§ **Task to carry out**:
Only the lines from the line holding "Read this page and output its text content." through the final line of the entries below are to be returned, exactly as they stand.

§ **Stored records**:
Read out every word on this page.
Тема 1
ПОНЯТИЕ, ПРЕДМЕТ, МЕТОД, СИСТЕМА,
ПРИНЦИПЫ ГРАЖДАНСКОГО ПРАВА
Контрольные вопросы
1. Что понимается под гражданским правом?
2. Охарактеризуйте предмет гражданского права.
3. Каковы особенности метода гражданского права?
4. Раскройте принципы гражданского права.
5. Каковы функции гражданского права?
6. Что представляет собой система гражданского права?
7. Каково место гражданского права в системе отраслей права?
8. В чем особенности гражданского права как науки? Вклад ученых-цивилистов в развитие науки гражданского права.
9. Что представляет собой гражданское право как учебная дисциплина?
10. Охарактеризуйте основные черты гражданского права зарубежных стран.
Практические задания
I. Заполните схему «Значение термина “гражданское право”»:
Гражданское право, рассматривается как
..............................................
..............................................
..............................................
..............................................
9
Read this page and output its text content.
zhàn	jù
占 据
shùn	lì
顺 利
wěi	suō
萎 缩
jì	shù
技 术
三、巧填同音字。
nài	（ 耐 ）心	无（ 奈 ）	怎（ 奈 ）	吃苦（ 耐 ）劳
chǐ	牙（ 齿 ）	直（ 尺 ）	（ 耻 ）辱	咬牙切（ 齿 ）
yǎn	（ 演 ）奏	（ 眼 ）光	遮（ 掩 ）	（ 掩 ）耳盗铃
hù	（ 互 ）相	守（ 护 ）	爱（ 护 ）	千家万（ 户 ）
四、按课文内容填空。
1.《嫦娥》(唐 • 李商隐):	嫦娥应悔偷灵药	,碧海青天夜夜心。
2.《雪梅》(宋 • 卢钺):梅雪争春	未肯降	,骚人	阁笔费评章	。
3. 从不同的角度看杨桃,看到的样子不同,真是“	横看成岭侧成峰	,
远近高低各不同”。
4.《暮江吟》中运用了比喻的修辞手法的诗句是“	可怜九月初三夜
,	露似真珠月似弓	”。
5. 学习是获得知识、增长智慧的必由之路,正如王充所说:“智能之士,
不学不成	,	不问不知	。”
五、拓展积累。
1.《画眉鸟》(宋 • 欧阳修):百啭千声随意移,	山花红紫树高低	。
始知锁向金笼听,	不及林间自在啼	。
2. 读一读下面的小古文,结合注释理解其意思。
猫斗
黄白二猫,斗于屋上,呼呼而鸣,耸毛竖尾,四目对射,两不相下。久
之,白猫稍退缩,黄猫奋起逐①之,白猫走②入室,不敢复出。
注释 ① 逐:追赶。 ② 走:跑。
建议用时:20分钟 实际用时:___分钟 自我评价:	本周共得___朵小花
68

§ **Solved problem**:
Read this page and output its text content.
zhàn	jù
占 据
shùn	lì
顺 利
wěi	suō
萎 缩
jì	shù
技 术
三、巧填同音字。
nài	（ 耐 ）心	无（ 奈 ）	怎（ 奈 ）	吃苦（ 耐 ）劳
chǐ	牙（ 齿 ）	直（ 尺 ）	（ 耻 ）辱	咬牙切（ 齿 ）
yǎn	（ 演 ）奏	（ 眼 ）光	遮（ 掩 ）	（ 掩 ）耳盗铃
hù	（ 互 ）相	守（ 护 ）	爱（ 护 ）	千家万（ 户 ）
四、按课文内容填空。
1.《嫦娥》(唐 • 李商隐):	嫦娥应悔偷灵药	,碧海青天夜夜心。
2.《雪梅》(宋 • 卢钺):梅雪争春	未肯降	,骚人	阁笔费评章	。
3. 从不同的角度看杨桃,看到的样子不同,真是“	横看成岭侧成峰	,
远近高低各不同”。
4.《暮江吟》中运用了比喻的修辞手法的诗句是“	可怜九月初三夜
,	露似真珠月似弓	”。
5. 学习是获得知识、增长智慧的必由之路,正如王充所说:“智能之士,
不学不成	,	不问不知	。”
五、拓展积累。
1.《画眉鸟》(宋 • 欧阳修):百啭千声随意移,	山花红紫树高低	。
始知锁向金笼听,	不及林间自在啼	。
2. 读一读下面的小古文,结合注释理解其意思。
猫斗
黄白二猫,斗于屋上,呼呼而鸣,耸毛竖尾,四目对射,两不相下。久
之,白猫稍退缩,黄猫奋起逐①之,白猫走②入室,不敢复出。
注释 ① 逐:追赶。 ② 走:跑。
建议用时:20分钟 实际用时:___分钟 自我评价:	本周共得___朵小花
68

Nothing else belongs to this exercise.